| Exercise |
Write out each line from the data below that includes the word "this".

(Chart and figure data)
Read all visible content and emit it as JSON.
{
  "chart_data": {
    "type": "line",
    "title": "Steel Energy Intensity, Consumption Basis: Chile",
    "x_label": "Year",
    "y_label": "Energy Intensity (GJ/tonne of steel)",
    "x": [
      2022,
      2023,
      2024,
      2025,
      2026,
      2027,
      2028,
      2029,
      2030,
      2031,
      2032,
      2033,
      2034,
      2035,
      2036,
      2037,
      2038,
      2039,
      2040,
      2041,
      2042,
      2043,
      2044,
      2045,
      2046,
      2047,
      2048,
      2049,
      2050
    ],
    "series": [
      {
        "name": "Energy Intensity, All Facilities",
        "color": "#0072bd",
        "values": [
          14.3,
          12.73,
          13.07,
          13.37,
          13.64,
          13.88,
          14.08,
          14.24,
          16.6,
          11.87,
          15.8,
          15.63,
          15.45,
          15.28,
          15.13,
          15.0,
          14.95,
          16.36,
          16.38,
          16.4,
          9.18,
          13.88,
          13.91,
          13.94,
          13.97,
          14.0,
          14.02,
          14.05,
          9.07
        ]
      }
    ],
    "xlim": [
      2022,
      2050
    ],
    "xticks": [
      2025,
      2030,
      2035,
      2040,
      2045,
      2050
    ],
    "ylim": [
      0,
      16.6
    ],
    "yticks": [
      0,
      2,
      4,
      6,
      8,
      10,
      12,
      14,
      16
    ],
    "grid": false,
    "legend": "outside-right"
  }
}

---

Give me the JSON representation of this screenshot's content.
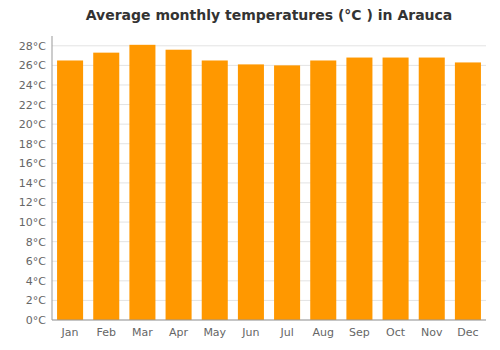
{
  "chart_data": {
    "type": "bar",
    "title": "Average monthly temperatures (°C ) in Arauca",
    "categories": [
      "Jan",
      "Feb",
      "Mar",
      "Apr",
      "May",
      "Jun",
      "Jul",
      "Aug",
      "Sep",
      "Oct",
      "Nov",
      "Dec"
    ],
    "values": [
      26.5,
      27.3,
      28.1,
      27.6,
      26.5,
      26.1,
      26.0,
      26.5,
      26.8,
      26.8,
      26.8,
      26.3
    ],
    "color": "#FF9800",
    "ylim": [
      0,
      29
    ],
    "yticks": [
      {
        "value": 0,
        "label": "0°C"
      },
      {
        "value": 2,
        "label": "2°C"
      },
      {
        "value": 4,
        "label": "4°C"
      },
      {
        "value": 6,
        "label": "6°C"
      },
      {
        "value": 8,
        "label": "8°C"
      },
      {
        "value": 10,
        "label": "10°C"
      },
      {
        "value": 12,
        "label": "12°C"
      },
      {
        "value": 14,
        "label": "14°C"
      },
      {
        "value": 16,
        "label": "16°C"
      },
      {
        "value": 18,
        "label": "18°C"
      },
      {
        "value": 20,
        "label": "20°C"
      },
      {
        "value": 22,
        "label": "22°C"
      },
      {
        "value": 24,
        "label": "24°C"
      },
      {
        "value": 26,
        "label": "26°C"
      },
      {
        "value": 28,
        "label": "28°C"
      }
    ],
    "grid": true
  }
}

---

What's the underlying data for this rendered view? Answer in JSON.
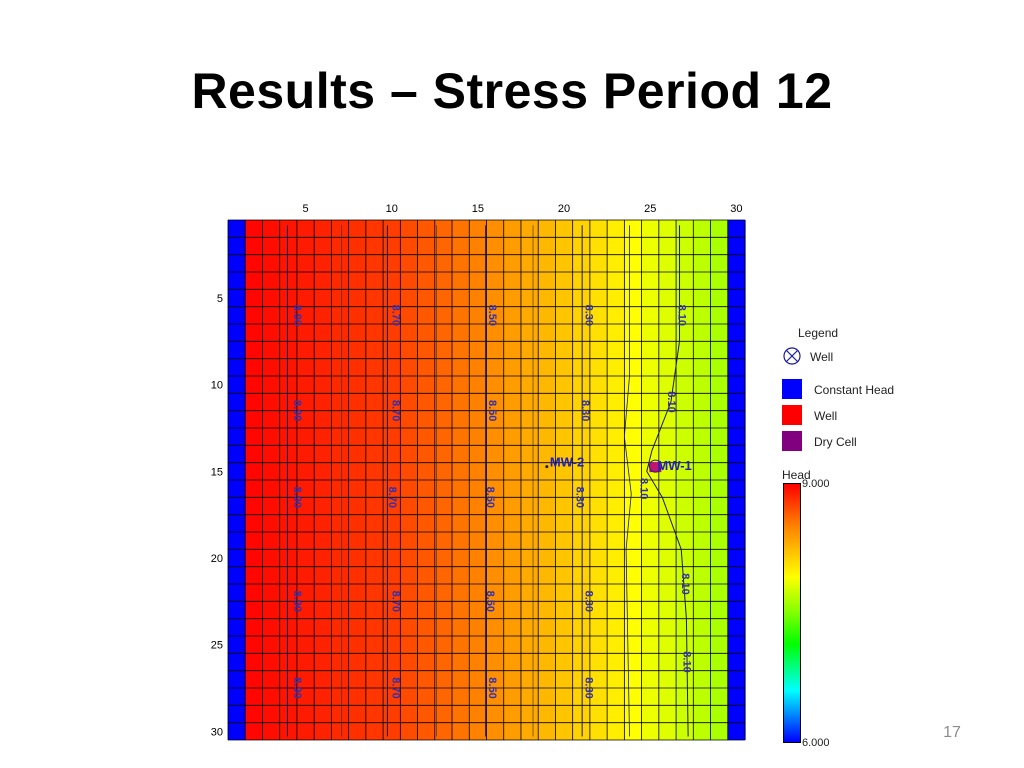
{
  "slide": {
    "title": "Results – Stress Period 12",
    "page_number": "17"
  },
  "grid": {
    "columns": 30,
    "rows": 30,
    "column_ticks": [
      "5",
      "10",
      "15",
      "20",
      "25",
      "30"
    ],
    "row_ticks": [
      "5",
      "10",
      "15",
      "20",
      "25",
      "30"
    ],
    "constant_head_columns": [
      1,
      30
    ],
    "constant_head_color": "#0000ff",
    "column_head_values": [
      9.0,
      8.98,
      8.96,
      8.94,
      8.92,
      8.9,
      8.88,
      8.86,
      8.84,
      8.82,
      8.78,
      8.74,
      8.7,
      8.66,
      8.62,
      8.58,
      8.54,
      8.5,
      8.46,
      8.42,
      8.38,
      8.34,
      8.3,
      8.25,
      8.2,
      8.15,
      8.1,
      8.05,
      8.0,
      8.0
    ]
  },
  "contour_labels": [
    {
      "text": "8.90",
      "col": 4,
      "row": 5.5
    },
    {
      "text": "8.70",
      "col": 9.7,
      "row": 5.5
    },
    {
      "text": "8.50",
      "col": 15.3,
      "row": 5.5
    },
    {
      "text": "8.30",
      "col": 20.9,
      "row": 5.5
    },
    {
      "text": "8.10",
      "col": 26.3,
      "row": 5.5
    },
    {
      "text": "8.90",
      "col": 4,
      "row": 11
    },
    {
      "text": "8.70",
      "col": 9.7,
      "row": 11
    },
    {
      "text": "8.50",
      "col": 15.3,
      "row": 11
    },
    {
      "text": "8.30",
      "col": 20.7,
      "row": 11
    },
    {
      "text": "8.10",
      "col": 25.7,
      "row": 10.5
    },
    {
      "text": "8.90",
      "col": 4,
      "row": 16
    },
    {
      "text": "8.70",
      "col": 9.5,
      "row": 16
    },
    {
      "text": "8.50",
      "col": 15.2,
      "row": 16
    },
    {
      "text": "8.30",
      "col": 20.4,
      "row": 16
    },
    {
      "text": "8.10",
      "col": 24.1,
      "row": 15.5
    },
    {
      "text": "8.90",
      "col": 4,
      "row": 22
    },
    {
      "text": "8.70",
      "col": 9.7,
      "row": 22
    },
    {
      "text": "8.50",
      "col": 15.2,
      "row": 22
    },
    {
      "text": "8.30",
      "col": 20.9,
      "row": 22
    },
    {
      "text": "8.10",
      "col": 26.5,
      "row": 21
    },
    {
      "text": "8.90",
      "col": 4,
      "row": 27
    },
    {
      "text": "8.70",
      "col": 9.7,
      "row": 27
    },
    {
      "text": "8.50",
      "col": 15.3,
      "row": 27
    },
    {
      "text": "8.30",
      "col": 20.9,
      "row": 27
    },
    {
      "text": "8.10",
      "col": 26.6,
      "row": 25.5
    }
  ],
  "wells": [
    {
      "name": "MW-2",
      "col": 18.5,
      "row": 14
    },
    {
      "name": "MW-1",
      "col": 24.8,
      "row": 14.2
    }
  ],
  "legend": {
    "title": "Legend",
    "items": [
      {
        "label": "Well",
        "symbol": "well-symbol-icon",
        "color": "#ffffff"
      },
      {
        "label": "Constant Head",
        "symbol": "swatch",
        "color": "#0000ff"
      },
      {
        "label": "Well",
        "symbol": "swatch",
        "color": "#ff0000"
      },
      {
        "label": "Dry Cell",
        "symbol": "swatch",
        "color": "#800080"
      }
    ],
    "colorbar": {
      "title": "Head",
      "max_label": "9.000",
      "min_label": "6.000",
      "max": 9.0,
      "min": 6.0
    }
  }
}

| Correct output |
Give me the JSON representation of this screenshot's content.
What's the underlying data for this rendered view? Answer in JSON.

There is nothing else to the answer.